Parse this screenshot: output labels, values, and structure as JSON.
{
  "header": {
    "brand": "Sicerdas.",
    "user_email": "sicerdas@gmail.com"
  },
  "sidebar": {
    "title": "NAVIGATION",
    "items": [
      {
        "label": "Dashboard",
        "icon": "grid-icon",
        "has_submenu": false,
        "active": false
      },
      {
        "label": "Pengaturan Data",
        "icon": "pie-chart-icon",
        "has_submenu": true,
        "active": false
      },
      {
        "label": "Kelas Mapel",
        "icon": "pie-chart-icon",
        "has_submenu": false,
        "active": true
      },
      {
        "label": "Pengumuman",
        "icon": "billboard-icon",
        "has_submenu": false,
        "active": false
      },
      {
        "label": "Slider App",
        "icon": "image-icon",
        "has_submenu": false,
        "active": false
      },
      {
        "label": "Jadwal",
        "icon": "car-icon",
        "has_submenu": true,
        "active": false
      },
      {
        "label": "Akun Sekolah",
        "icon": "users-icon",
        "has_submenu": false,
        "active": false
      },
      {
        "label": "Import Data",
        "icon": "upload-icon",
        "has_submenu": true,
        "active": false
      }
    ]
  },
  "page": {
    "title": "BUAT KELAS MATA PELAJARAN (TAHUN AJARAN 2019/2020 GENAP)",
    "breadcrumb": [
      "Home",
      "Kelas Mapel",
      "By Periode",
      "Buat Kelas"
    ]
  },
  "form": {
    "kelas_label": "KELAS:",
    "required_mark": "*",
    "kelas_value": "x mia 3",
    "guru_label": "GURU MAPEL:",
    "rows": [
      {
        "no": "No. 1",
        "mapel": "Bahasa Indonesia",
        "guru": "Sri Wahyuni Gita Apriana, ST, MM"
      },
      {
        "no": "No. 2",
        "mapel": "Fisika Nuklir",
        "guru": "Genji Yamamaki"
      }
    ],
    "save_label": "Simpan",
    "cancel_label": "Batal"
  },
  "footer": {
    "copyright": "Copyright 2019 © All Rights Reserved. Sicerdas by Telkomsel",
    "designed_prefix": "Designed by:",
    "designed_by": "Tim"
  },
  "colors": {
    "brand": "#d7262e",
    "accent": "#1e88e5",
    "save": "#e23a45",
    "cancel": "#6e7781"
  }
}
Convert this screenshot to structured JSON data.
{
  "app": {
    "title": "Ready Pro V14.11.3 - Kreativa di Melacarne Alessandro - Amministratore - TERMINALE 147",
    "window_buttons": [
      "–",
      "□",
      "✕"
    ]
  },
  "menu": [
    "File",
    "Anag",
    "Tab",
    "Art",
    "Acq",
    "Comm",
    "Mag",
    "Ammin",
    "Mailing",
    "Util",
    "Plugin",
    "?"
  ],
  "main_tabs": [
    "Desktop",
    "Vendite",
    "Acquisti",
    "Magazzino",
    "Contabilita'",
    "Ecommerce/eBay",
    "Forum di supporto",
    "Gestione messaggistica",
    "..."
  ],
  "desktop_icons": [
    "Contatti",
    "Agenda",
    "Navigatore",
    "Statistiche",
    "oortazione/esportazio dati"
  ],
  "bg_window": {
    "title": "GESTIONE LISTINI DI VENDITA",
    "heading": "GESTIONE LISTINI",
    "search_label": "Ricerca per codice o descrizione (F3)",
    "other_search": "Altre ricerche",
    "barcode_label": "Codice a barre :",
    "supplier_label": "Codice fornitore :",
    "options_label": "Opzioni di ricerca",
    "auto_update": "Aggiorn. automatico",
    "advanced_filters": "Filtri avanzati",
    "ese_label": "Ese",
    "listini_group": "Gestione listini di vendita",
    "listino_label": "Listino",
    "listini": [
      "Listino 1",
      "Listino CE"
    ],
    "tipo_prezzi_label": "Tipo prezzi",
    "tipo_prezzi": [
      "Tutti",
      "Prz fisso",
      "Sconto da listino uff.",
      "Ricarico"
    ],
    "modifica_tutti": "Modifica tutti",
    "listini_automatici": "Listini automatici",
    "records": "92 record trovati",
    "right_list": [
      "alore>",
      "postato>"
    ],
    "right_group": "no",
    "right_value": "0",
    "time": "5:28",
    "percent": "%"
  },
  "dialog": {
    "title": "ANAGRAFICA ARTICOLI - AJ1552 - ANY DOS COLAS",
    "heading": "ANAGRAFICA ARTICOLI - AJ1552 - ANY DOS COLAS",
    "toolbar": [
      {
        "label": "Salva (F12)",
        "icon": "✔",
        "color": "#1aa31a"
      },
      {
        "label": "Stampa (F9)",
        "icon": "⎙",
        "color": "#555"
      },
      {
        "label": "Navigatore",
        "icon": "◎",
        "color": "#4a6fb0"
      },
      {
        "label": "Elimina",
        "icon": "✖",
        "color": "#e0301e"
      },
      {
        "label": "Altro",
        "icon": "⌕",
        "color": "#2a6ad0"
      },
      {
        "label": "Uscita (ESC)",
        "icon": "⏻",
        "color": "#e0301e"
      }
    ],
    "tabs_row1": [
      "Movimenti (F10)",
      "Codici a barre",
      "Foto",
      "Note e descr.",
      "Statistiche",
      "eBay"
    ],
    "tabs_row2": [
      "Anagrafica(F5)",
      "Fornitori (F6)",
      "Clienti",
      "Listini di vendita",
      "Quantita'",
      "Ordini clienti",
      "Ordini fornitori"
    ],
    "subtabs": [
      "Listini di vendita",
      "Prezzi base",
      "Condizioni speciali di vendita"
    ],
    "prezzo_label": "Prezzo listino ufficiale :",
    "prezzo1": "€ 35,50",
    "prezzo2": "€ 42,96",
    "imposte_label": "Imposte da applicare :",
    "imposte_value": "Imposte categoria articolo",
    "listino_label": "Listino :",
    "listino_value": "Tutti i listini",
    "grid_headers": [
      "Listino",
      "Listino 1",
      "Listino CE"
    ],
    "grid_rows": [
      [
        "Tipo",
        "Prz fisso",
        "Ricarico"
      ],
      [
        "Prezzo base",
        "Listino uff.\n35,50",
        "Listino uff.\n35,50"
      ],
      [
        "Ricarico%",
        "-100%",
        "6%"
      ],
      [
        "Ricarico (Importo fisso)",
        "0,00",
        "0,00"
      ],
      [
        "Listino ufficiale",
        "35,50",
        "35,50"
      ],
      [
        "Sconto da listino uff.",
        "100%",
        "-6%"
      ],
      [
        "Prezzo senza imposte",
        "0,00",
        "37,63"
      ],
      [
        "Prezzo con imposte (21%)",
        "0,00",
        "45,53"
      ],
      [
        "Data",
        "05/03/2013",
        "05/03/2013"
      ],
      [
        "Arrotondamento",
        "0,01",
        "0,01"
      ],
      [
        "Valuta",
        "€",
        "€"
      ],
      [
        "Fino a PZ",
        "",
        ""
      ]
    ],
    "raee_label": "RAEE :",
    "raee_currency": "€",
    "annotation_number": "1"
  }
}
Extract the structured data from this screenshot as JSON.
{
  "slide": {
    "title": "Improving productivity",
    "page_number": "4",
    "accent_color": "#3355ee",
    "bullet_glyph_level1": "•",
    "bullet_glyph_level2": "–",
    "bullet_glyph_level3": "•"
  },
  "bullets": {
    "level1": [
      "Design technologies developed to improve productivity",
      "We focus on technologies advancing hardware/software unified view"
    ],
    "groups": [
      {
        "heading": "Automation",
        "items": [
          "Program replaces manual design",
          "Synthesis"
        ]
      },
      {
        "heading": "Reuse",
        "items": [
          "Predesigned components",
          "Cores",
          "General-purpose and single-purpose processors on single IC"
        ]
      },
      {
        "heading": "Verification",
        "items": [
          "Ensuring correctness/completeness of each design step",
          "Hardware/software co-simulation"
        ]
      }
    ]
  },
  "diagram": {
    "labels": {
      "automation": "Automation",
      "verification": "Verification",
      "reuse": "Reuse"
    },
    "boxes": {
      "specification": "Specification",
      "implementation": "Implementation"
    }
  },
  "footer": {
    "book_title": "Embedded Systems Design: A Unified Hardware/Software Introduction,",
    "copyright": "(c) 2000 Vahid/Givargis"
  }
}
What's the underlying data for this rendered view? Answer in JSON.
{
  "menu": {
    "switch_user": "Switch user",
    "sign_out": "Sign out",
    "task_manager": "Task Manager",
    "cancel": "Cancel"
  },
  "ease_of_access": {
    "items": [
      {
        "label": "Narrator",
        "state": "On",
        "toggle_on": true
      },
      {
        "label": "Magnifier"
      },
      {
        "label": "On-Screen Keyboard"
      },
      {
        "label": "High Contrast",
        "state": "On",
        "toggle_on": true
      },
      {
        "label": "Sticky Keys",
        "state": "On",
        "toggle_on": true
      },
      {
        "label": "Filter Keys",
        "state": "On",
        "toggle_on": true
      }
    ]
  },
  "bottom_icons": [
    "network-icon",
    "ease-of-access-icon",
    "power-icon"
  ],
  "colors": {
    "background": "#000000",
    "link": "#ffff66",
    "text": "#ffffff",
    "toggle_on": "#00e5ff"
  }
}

▶ _PROBLEM REQUIREMENTS_
Copy out the lines from the line containing "What's the underlying" to the end of the listing above, without alteration.

▶ _WORKED SOLUTION_
What's the underlying data for this rendered view? Answer in JSON.
{
  "menu": {
    "switch_user": "Switch user",
    "sign_out": "Sign out",
    "task_manager": "Task Manager",
    "cancel": "Cancel"
  },
  "ease_of_access": {
    "items": [
      {
        "label": "Narrator",
        "state": "On",
        "toggle_on": true
      },
      {
        "label": "Magnifier"
      },
      {
        "label": "On-Screen Keyboard"
      },
      {
        "label": "High Contrast",
        "state": "On",
        "toggle_on": true
      },
      {
        "label": "Sticky Keys",
        "state": "On",
        "toggle_on": true
      },
      {
        "label": "Filter Keys",
        "state": "On",
        "toggle_on": true
      }
    ]
  },
  "bottom_icons": [
    "network-icon",
    "ease-of-access-icon",
    "power-icon"
  ],
  "colors": {
    "background": "#000000",
    "link": "#ffff66",
    "text": "#ffffff",
    "toggle_on": "#00e5ff"
  }
}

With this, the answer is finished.